In the material below, find each line holding the string "type" and copy it.

• [GIVEN RECORDS]
* BEGIN *

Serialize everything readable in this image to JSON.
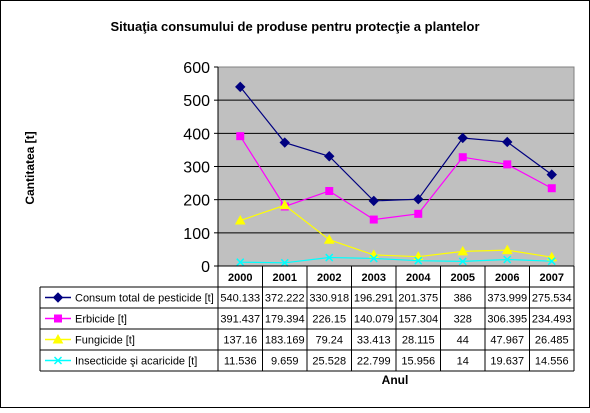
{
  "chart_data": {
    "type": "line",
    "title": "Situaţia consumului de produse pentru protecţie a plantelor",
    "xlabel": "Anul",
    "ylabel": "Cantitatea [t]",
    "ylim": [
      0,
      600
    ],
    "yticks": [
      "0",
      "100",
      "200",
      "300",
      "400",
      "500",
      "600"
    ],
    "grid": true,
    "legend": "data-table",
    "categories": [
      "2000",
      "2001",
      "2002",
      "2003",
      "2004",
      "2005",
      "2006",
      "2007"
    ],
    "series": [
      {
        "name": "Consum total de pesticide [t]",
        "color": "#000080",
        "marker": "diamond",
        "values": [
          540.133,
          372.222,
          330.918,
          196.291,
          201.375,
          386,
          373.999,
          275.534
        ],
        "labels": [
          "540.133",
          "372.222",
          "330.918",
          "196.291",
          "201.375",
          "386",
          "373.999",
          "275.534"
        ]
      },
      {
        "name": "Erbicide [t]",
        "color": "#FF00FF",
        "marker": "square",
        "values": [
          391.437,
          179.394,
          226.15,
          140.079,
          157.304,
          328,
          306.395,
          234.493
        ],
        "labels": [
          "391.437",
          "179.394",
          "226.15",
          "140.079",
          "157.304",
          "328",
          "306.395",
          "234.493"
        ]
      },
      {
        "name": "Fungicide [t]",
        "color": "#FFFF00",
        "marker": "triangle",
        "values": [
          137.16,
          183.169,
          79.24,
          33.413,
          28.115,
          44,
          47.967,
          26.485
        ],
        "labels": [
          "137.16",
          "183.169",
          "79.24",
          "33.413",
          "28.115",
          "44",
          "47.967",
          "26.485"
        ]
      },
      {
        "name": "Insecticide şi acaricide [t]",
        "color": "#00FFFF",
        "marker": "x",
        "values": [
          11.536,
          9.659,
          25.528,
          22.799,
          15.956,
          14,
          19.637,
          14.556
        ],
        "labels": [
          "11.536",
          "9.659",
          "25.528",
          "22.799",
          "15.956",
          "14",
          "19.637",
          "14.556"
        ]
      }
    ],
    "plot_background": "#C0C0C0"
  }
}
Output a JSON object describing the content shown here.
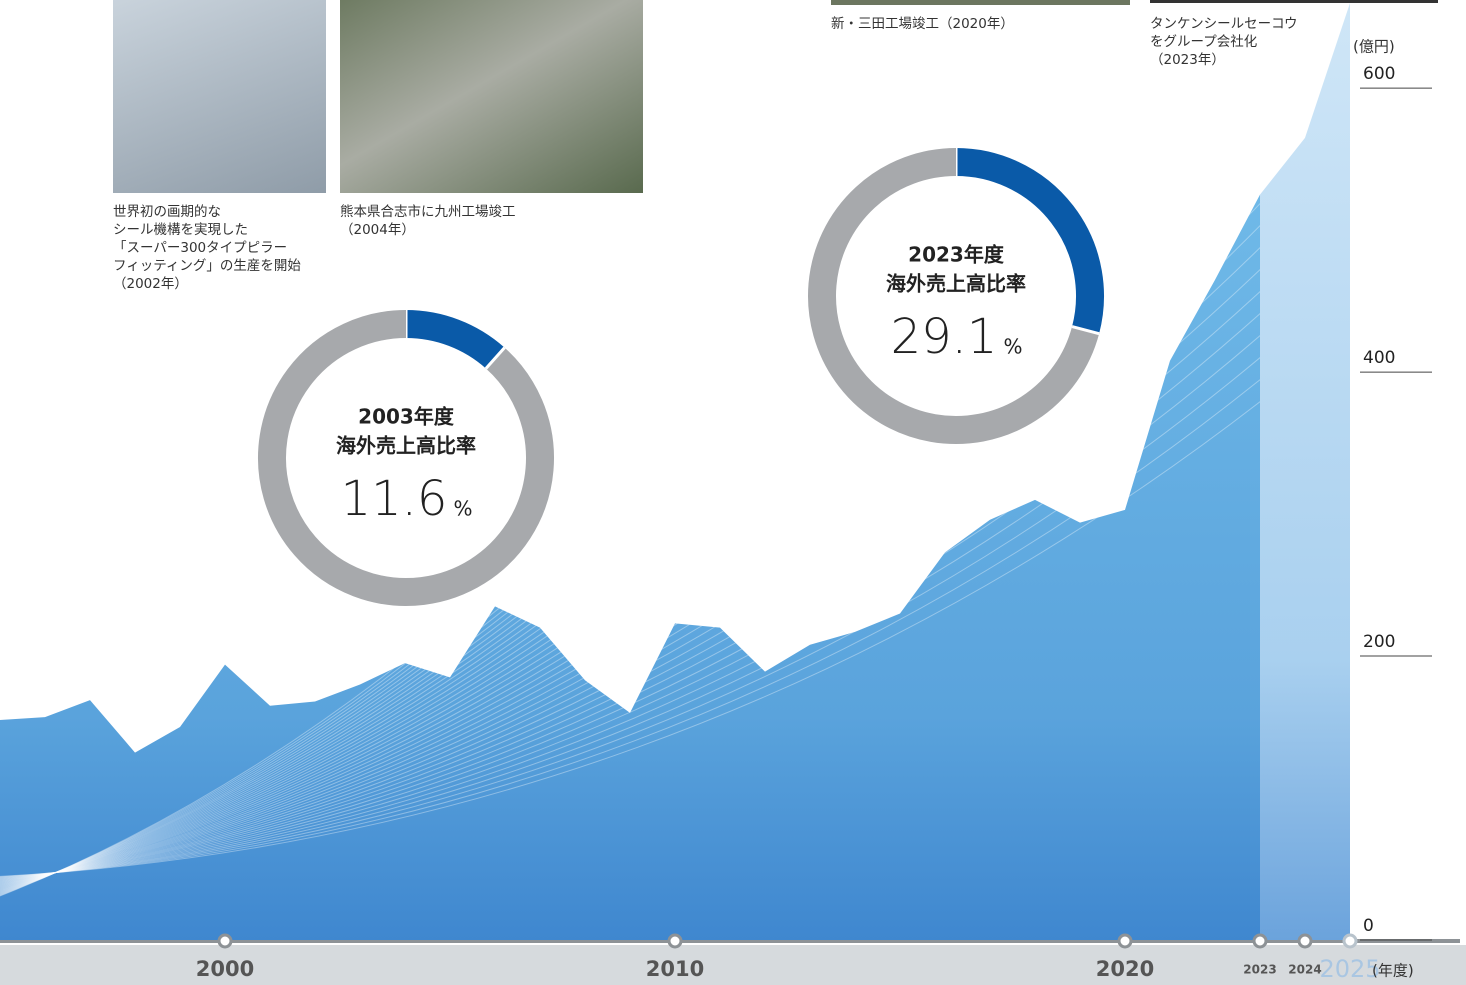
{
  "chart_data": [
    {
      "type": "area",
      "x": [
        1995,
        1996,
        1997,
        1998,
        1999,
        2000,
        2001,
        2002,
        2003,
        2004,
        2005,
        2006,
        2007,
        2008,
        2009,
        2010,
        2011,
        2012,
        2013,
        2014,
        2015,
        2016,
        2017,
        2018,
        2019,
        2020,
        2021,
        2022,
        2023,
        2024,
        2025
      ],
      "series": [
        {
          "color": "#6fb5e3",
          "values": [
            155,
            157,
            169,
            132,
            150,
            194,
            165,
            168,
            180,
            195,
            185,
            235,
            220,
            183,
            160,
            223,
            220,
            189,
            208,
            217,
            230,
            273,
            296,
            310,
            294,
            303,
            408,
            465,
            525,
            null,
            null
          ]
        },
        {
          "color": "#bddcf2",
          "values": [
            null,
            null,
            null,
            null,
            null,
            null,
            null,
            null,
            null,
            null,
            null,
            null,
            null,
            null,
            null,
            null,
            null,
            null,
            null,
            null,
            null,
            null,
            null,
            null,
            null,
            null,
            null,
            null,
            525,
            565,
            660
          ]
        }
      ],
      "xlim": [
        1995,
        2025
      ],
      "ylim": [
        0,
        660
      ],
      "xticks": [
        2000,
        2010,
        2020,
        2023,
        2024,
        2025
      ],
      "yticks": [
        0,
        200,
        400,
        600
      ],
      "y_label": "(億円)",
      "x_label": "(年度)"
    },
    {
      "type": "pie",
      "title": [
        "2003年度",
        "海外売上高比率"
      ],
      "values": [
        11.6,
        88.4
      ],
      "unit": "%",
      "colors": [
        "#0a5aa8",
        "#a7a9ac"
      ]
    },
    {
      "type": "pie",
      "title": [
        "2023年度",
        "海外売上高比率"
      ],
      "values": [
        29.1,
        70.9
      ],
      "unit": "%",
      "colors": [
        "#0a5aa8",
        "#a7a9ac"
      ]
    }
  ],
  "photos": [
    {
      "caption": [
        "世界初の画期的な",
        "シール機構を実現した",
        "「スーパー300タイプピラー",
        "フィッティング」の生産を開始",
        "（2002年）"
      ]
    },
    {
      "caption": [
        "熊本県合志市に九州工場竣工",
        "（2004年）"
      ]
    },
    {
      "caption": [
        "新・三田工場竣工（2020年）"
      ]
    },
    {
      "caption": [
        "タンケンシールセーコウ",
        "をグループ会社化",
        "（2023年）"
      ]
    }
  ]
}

* END *

• [CORRECT RESULT]
    "type": "line",
      "type": "area",
      "type": "pie",
      "type": "pie",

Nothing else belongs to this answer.